What is expected
From the entries below, copy every line where the string "Settings" appears.

Given records
"""

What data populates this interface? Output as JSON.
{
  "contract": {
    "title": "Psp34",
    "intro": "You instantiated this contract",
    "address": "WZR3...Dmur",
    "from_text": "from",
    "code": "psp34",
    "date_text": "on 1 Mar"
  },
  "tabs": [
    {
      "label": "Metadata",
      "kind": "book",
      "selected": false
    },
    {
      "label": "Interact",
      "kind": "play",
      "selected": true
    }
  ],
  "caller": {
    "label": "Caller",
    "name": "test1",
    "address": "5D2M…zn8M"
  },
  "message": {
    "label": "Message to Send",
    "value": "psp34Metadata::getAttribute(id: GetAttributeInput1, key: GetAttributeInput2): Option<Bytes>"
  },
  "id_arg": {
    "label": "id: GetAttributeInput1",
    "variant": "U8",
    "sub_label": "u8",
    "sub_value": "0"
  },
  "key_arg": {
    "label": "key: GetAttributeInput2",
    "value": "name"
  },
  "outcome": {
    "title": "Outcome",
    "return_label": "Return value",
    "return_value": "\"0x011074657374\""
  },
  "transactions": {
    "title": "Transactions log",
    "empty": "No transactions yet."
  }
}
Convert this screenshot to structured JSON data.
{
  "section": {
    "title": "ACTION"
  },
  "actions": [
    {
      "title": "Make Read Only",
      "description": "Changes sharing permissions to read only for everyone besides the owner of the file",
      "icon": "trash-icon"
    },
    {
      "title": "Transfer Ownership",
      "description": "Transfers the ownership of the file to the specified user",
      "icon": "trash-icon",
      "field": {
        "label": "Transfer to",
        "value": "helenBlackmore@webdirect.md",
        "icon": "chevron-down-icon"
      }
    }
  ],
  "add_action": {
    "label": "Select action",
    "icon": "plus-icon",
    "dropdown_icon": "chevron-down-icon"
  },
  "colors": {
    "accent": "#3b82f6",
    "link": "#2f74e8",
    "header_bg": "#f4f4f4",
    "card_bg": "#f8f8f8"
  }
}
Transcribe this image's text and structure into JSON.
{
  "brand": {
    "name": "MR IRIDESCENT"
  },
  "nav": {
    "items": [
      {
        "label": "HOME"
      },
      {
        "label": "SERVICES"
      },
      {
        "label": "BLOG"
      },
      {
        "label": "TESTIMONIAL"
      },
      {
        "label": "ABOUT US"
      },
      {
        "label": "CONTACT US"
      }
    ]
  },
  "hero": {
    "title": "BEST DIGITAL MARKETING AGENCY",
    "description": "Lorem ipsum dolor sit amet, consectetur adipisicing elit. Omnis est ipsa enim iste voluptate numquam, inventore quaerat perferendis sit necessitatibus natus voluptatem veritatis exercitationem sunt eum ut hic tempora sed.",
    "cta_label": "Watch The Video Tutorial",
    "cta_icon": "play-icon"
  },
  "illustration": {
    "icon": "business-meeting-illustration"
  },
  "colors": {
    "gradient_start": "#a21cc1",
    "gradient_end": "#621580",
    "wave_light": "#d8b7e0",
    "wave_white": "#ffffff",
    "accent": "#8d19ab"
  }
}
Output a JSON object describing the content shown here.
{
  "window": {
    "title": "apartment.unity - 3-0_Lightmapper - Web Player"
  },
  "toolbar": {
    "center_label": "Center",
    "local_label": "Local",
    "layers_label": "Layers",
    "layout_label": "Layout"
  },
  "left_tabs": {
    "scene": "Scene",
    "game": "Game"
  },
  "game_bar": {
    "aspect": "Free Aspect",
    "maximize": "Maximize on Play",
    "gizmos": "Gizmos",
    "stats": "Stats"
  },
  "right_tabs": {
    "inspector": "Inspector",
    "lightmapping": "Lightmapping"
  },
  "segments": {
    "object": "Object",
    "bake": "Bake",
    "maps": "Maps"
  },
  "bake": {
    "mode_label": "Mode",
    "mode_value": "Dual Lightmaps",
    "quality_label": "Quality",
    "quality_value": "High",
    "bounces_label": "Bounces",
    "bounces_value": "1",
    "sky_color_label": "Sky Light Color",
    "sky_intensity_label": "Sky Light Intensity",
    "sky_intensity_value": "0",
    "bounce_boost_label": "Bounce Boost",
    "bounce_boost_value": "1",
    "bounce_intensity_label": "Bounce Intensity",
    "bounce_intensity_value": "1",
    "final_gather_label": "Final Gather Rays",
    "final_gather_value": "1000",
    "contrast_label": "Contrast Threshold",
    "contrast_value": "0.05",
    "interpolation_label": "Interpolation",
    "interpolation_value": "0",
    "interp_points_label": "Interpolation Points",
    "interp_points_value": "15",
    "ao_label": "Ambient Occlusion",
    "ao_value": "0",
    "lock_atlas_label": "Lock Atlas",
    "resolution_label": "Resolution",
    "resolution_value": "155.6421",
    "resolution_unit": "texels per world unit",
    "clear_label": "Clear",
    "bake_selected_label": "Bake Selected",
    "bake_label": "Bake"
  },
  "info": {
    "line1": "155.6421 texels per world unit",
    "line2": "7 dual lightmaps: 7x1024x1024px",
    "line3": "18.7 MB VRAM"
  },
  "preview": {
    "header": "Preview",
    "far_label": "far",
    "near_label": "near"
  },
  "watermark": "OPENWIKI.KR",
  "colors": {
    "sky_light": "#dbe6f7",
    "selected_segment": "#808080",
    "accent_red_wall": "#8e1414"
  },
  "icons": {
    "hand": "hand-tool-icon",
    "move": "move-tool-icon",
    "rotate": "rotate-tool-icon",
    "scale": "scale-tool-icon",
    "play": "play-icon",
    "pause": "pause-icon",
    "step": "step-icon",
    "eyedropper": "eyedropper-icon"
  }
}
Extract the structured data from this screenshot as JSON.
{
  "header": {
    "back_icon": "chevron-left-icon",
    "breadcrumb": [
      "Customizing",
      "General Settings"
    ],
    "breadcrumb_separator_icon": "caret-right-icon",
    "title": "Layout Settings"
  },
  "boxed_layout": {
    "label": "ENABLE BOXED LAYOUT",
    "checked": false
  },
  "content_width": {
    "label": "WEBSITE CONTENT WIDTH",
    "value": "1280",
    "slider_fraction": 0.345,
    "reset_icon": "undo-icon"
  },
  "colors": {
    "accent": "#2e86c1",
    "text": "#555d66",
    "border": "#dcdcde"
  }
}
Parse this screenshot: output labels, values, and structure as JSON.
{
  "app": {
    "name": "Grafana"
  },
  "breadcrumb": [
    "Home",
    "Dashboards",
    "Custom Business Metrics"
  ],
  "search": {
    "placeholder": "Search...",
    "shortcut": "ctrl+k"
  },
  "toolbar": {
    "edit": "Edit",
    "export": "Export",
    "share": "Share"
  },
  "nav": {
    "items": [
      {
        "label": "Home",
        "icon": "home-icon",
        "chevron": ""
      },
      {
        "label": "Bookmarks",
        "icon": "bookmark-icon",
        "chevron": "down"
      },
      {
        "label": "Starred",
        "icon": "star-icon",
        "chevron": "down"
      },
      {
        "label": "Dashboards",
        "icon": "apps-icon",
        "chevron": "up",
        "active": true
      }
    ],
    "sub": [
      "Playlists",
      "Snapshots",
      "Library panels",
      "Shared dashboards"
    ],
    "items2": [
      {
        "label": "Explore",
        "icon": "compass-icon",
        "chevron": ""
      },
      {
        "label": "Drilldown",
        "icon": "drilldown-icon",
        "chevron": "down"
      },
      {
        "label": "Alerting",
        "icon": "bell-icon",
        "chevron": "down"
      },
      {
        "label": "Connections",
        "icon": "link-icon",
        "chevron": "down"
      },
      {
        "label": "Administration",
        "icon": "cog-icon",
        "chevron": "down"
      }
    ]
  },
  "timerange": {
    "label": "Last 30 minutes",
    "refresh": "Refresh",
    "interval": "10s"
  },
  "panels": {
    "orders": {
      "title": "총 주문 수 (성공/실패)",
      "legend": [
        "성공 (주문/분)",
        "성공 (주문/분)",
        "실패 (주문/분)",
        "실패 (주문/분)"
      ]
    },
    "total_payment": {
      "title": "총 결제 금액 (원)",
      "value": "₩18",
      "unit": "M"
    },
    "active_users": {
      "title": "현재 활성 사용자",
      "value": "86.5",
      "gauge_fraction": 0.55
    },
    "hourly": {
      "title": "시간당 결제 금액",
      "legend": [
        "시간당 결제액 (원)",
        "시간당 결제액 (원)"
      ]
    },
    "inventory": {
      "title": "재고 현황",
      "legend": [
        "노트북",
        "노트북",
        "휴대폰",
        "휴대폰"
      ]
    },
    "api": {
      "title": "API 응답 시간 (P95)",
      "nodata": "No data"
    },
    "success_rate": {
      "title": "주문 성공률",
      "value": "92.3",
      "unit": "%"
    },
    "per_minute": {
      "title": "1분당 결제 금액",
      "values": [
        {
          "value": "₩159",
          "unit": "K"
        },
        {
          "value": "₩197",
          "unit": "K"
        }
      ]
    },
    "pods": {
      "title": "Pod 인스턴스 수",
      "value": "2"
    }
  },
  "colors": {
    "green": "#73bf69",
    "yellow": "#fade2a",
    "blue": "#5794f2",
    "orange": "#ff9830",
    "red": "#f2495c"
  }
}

"""

Reply to the exercise
      "General Settings"
    "title": "Layout Settings"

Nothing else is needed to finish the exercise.